■ RECORD EXTRACTS:
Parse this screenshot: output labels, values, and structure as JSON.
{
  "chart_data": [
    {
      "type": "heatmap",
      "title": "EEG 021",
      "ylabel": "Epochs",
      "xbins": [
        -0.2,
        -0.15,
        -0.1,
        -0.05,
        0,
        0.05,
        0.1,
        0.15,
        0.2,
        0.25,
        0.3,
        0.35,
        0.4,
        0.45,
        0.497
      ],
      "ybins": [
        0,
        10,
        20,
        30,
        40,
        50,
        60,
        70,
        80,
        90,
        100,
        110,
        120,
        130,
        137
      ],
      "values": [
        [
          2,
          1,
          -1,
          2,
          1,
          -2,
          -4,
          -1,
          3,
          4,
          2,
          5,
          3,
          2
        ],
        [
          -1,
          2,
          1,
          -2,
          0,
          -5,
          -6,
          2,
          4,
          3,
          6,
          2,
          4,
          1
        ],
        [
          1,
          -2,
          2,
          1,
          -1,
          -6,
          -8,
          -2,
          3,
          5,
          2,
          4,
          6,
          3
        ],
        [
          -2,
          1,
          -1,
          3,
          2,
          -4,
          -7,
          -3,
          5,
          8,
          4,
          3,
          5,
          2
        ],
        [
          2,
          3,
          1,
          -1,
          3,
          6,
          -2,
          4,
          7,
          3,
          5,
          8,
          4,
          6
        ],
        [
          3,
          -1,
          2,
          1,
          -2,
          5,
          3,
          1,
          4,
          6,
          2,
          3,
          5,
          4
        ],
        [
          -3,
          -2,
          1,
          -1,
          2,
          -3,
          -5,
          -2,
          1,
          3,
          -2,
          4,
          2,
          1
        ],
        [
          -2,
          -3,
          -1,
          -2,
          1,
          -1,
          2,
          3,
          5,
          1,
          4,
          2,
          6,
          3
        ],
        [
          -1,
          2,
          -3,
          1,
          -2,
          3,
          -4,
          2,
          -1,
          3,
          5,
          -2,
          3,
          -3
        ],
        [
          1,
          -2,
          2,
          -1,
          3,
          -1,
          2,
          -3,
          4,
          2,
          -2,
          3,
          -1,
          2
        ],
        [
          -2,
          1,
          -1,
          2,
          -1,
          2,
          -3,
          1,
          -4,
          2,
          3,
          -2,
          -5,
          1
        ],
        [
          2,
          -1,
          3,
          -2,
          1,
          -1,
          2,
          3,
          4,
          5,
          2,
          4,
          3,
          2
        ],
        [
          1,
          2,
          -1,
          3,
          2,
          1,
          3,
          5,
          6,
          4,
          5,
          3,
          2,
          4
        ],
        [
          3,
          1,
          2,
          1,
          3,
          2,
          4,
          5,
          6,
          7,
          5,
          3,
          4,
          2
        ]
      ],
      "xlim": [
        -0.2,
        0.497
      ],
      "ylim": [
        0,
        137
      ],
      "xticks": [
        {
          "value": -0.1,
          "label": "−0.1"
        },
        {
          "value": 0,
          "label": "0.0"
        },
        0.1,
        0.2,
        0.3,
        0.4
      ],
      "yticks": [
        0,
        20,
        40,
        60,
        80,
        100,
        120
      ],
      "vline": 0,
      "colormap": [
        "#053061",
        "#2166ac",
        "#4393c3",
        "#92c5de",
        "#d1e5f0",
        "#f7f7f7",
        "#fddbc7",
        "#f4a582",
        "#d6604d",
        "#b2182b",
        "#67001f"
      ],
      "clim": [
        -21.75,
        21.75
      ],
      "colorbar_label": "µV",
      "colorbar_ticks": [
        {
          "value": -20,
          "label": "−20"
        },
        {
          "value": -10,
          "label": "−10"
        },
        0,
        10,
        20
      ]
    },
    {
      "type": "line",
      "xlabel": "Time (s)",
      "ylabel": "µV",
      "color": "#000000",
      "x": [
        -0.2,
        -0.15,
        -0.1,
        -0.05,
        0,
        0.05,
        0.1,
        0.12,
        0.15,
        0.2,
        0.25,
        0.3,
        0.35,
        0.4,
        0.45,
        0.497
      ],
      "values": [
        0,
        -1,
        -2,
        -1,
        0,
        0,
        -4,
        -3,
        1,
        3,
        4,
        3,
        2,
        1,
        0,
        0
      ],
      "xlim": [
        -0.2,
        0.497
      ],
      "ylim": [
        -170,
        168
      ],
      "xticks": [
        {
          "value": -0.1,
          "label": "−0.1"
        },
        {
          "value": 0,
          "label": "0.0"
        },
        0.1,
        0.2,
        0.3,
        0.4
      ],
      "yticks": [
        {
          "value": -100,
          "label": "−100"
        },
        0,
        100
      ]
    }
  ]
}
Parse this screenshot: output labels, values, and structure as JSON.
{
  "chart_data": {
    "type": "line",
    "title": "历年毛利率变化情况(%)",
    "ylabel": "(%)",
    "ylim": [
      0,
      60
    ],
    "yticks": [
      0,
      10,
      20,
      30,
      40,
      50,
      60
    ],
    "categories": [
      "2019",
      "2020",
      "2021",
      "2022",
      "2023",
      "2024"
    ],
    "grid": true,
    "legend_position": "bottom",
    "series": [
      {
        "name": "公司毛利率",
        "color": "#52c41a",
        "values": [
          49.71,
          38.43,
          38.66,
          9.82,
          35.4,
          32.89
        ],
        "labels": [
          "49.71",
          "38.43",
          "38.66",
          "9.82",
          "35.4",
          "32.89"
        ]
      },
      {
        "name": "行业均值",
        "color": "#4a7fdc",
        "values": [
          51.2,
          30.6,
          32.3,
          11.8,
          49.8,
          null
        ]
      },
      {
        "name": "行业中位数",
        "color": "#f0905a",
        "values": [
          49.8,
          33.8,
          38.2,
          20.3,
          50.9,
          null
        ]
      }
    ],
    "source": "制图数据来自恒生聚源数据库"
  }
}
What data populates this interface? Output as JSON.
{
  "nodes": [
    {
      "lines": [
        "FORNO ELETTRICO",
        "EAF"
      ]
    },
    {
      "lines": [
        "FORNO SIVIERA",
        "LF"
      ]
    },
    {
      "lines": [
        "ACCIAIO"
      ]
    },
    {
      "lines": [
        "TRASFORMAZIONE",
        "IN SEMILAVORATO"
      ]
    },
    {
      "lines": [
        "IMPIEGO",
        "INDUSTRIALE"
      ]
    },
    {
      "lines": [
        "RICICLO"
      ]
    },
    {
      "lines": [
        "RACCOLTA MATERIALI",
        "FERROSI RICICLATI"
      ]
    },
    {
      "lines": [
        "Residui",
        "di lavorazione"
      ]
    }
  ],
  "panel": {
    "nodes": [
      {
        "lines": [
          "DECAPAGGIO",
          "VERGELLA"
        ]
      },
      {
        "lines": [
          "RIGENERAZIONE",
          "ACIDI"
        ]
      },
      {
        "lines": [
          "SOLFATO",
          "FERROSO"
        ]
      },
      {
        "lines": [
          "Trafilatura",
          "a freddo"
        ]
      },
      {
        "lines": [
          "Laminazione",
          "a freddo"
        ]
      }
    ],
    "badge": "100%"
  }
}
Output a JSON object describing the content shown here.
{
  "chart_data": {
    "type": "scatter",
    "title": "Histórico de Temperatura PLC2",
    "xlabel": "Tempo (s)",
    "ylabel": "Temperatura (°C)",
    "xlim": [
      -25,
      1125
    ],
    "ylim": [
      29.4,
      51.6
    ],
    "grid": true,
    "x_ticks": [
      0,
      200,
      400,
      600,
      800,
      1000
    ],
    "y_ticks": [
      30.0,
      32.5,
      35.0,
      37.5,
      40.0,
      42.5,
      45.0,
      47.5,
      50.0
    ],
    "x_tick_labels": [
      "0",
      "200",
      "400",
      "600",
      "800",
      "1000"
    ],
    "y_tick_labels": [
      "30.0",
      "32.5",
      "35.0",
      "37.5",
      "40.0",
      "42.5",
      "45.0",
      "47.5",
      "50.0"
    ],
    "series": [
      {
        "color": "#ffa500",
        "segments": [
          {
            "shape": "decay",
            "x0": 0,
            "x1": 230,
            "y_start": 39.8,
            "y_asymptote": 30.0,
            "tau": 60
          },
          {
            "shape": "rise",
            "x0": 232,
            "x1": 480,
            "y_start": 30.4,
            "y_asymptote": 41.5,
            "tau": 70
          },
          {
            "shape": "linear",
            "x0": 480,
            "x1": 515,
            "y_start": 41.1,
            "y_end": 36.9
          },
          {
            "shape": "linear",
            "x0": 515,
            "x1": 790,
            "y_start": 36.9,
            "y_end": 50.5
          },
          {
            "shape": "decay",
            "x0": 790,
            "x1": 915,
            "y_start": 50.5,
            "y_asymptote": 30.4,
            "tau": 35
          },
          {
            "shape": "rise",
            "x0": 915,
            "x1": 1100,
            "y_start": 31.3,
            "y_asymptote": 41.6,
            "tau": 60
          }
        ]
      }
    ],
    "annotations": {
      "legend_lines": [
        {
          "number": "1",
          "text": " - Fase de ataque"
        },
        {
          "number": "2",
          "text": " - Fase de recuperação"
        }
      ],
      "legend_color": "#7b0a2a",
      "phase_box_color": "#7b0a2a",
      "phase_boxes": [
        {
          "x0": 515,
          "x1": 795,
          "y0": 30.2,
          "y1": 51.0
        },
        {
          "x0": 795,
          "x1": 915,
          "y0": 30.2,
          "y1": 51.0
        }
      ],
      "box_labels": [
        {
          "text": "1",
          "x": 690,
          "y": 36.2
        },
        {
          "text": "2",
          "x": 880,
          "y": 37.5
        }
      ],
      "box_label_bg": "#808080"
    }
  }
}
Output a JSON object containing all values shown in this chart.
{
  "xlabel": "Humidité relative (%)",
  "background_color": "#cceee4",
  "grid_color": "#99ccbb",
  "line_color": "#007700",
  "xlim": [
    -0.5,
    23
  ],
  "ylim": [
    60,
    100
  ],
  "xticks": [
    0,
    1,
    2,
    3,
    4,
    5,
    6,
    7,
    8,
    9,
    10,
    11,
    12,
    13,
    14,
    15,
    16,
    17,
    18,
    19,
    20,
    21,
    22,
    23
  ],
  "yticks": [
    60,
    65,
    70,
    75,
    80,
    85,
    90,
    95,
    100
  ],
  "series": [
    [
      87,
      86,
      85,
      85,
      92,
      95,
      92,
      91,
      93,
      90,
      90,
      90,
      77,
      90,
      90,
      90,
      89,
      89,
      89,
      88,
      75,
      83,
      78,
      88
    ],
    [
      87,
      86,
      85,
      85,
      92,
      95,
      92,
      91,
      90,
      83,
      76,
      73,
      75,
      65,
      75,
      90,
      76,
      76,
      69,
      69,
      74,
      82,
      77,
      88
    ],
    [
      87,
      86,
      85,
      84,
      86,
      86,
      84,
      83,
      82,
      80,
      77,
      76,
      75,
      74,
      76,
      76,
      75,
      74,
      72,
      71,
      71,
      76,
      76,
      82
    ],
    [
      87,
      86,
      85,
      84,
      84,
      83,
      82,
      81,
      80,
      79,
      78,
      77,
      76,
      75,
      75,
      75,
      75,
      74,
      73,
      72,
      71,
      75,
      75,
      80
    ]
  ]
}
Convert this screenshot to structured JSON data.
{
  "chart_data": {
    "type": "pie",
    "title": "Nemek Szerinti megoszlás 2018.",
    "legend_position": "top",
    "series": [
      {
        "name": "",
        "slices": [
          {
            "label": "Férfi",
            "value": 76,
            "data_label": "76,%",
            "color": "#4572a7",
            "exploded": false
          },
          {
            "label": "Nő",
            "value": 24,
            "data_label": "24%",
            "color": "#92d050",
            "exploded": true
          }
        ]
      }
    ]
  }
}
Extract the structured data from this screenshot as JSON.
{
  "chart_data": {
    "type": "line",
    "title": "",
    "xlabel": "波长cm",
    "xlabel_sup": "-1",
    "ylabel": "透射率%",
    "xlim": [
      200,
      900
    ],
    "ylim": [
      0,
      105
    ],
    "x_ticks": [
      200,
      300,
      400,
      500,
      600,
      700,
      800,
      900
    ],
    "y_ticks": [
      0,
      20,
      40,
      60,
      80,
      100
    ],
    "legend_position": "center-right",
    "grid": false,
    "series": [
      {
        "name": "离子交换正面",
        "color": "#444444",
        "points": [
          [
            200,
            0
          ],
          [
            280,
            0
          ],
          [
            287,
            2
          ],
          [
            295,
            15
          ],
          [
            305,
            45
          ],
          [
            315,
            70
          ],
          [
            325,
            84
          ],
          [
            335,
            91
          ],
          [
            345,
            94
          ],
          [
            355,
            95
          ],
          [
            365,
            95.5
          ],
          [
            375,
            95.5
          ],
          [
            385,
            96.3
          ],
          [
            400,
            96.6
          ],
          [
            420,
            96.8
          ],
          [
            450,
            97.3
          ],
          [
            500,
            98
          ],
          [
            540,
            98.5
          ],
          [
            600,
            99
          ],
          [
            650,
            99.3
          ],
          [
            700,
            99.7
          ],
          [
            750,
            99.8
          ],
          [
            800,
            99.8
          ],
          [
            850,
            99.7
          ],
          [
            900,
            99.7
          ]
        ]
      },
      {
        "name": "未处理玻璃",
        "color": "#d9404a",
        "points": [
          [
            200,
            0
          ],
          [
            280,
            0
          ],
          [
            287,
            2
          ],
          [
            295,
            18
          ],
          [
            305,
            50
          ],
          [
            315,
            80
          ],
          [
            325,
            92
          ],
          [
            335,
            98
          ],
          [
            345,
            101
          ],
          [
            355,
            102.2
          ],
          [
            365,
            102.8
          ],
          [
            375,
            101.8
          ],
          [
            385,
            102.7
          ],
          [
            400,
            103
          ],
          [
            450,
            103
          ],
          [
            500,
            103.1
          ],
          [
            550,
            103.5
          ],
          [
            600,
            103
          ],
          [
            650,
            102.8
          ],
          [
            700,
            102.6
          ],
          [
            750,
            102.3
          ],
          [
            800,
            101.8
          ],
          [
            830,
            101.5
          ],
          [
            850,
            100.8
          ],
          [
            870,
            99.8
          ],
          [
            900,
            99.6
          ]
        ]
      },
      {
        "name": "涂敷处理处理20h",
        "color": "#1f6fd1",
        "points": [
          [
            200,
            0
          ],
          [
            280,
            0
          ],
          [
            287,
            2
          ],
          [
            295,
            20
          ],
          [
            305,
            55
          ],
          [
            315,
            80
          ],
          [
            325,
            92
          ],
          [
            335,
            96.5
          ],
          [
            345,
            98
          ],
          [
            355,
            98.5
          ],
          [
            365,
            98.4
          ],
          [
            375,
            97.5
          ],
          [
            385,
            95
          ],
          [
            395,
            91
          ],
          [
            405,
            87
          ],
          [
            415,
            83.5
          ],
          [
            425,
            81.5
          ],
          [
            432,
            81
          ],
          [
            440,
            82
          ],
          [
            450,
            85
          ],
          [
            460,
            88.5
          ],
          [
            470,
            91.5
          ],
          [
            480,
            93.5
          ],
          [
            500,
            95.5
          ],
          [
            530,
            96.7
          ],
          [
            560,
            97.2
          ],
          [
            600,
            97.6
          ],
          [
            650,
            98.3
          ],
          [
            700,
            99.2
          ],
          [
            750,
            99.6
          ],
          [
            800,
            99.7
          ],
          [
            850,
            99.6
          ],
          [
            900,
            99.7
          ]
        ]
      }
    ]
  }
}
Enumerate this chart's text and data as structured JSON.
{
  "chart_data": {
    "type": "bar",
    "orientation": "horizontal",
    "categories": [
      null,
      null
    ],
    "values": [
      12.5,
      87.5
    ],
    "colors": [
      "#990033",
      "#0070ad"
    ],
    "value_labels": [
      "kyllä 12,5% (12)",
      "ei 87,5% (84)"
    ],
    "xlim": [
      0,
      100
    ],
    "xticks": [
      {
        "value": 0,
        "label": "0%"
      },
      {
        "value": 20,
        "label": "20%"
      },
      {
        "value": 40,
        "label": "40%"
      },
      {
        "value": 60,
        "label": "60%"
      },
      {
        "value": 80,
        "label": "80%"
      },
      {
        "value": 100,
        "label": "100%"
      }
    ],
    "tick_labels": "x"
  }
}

■ REQUIRED WORK: Pull every line containing "ylabel" from the data.

■ RESULT:
      "ylabel": "Epochs",
      "ylabel": "µV",
    "ylabel": "(%)",
    "ylabel": "Temperatura (°C)",
    "ylabel": "透射率%",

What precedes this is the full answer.